▸ **AIM OF THE TASK**:
Return every record below exactly as written, but leave out the pictures.

-- EXTRACTED DATA start --

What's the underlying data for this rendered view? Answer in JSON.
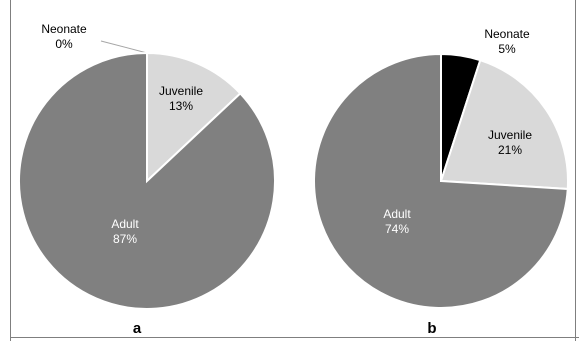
{
  "chart_data": [
    {
      "type": "pie",
      "panel_label": "a",
      "slices": [
        {
          "label": "Neonate",
          "value": 0,
          "value_label": "0%",
          "color": "#000000"
        },
        {
          "label": "Juvenile",
          "value": 13,
          "value_label": "13%",
          "color": "#d9d9d9"
        },
        {
          "label": "Adult",
          "value": 87,
          "value_label": "87%",
          "color": "#808080"
        }
      ]
    },
    {
      "type": "pie",
      "panel_label": "b",
      "slices": [
        {
          "label": "Neonate",
          "value": 5,
          "value_label": "5%",
          "color": "#000000"
        },
        {
          "label": "Juvenile",
          "value": 21,
          "value_label": "21%",
          "color": "#d9d9d9"
        },
        {
          "label": "Adult",
          "value": 74,
          "value_label": "74%",
          "color": "#808080"
        }
      ]
    }
  ]
}
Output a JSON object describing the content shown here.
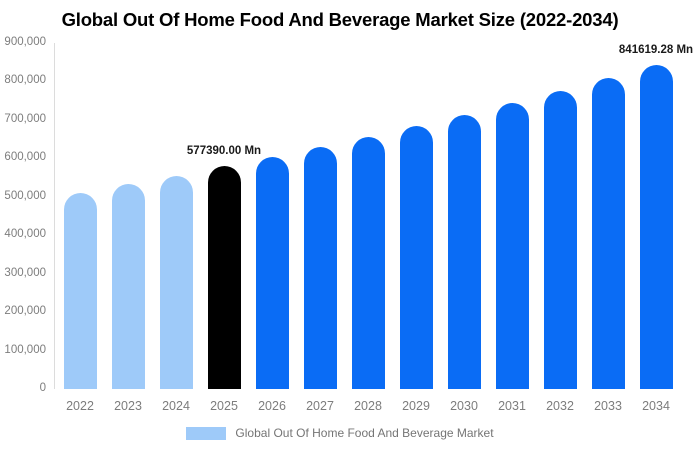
{
  "header": {
    "title": "Global Out Of Home Food And Beverage Market Size (2022-2034)"
  },
  "chart_data": {
    "type": "bar",
    "title": "Global Out Of Home Food And Beverage Market Size (2022-2034)",
    "unit": "Mn",
    "categories": [
      "2022",
      "2023",
      "2024",
      "2025",
      "2026",
      "2027",
      "2028",
      "2029",
      "2030",
      "2031",
      "2032",
      "2033",
      "2034"
    ],
    "series": [
      {
        "name": "Global Out Of Home Food And Beverage Market",
        "values": [
          509180,
          530970,
          553690,
          577390,
          602100,
          627870,
          654740,
          682770,
          711990,
          742460,
          774240,
          807380,
          841619.28
        ]
      }
    ],
    "ylim": [
      0,
      900000
    ],
    "y_tick_labels": [
      "900,000",
      "800,000",
      "700,000",
      "600,000",
      "500,000",
      "400,000",
      "300,000",
      "200,000",
      "100,000",
      "0"
    ],
    "grid": false,
    "legend_position": "bottom",
    "bar_colors": [
      "#9ECAF9",
      "#9ECAF9",
      "#9ECAF9",
      "#000000",
      "#0A6CF5",
      "#0A6CF5",
      "#0A6CF5",
      "#0A6CF5",
      "#0A6CF5",
      "#0A6CF5",
      "#0A6CF5",
      "#0A6CF5",
      "#0A6CF5"
    ],
    "annotations": [
      {
        "text": "577390.00 Mn",
        "bar_index": 3
      },
      {
        "text": "841619.28 Mn",
        "bar_index": 12
      }
    ],
    "legend": [
      {
        "label": "Global Out Of Home Food And Beverage Market",
        "color": "#9ECAF9"
      }
    ],
    "colors": {
      "past_bars": "#9ECAF9",
      "current_bar": "#000000",
      "future_bars": "#0A6CF5",
      "axis_text": "#7d7d7d",
      "legend_text": "#757575",
      "annotation_text": "#1a1a1a",
      "axis_line": "#dcdcdc",
      "title_text": "#000000"
    }
  }
}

-- EXTRACTED DATA end --

▸ **RESPONSE TO THIS TASK**:
What's the underlying data for this rendered view? Answer in JSON.
{
  "chart_data": [
    {
      "type": "pie",
      "panel_label": "a",
      "slices": [
        {
          "label": "Neonate",
          "value": 0,
          "value_label": "0%",
          "color": "#000000"
        },
        {
          "label": "Juvenile",
          "value": 13,
          "value_label": "13%",
          "color": "#d9d9d9"
        },
        {
          "label": "Adult",
          "value": 87,
          "value_label": "87%",
          "color": "#808080"
        }
      ]
    },
    {
      "type": "pie",
      "panel_label": "b",
      "slices": [
        {
          "label": "Neonate",
          "value": 5,
          "value_label": "5%",
          "color": "#000000"
        },
        {
          "label": "Juvenile",
          "value": 21,
          "value_label": "21%",
          "color": "#d9d9d9"
        },
        {
          "label": "Adult",
          "value": 74,
          "value_label": "74%",
          "color": "#808080"
        }
      ]
    }
  ]
}
Output a JSON object describing the content shown here.
{
  "header": {
    "title": "Global Out Of Home Food And Beverage Market Size (2022-2034)"
  },
  "chart_data": {
    "type": "bar",
    "title": "Global Out Of Home Food And Beverage Market Size (2022-2034)",
    "unit": "Mn",
    "categories": [
      "2022",
      "2023",
      "2024",
      "2025",
      "2026",
      "2027",
      "2028",
      "2029",
      "2030",
      "2031",
      "2032",
      "2033",
      "2034"
    ],
    "series": [
      {
        "name": "Global Out Of Home Food And Beverage Market",
        "values": [
          509180,
          530970,
          553690,
          577390,
          602100,
          627870,
          654740,
          682770,
          711990,
          742460,
          774240,
          807380,
          841619.28
        ]
      }
    ],
    "ylim": [
      0,
      900000
    ],
    "y_tick_labels": [
      "900,000",
      "800,000",
      "700,000",
      "600,000",
      "500,000",
      "400,000",
      "300,000",
      "200,000",
      "100,000",
      "0"
    ],
    "grid": false,
    "legend_position": "bottom",
    "bar_colors": [
      "#9ECAF9",
      "#9ECAF9",
      "#9ECAF9",
      "#000000",
      "#0A6CF5",
      "#0A6CF5",
      "#0A6CF5",
      "#0A6CF5",
      "#0A6CF5",
      "#0A6CF5",
      "#0A6CF5",
      "#0A6CF5",
      "#0A6CF5"
    ],
    "annotations": [
      {
        "text": "577390.00 Mn",
        "bar_index": 3
      },
      {
        "text": "841619.28 Mn",
        "bar_index": 12
      }
    ],
    "legend": [
      {
        "label": "Global Out Of Home Food And Beverage Market",
        "color": "#9ECAF9"
      }
    ],
    "colors": {
      "past_bars": "#9ECAF9",
      "current_bar": "#000000",
      "future_bars": "#0A6CF5",
      "axis_text": "#7d7d7d",
      "legend_text": "#757575",
      "annotation_text": "#1a1a1a",
      "axis_line": "#dcdcdc",
      "title_text": "#000000"
    }
  }
}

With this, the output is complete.